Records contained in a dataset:

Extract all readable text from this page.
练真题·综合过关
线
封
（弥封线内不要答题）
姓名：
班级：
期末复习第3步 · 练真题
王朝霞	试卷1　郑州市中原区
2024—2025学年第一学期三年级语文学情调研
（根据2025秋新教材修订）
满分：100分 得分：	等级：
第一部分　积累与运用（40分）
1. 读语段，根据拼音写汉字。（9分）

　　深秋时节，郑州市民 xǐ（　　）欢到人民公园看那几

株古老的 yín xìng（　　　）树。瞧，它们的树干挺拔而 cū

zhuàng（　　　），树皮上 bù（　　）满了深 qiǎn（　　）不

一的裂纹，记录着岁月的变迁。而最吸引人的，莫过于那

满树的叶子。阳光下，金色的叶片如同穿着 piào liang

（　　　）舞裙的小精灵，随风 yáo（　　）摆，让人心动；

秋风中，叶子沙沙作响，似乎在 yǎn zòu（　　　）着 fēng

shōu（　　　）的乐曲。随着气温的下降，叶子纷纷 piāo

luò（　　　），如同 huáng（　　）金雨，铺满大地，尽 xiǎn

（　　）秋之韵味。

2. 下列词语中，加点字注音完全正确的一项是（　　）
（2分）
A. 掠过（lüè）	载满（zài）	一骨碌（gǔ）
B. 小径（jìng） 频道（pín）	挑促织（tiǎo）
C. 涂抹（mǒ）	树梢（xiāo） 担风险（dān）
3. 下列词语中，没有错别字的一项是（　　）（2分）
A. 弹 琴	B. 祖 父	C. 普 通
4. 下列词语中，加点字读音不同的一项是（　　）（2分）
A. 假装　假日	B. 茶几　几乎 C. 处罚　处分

## Given request
Check the data for the word "下列词语中" and pull out the lines that have it.

## Solution for this exercise
2. 下列词语中，加点字注音完全正确的一项是（　　）
3. 下列词语中，没有错别字的一项是（　　）（2分）
4. 下列词语中，加点字读音不同的一项是（　　）（2分）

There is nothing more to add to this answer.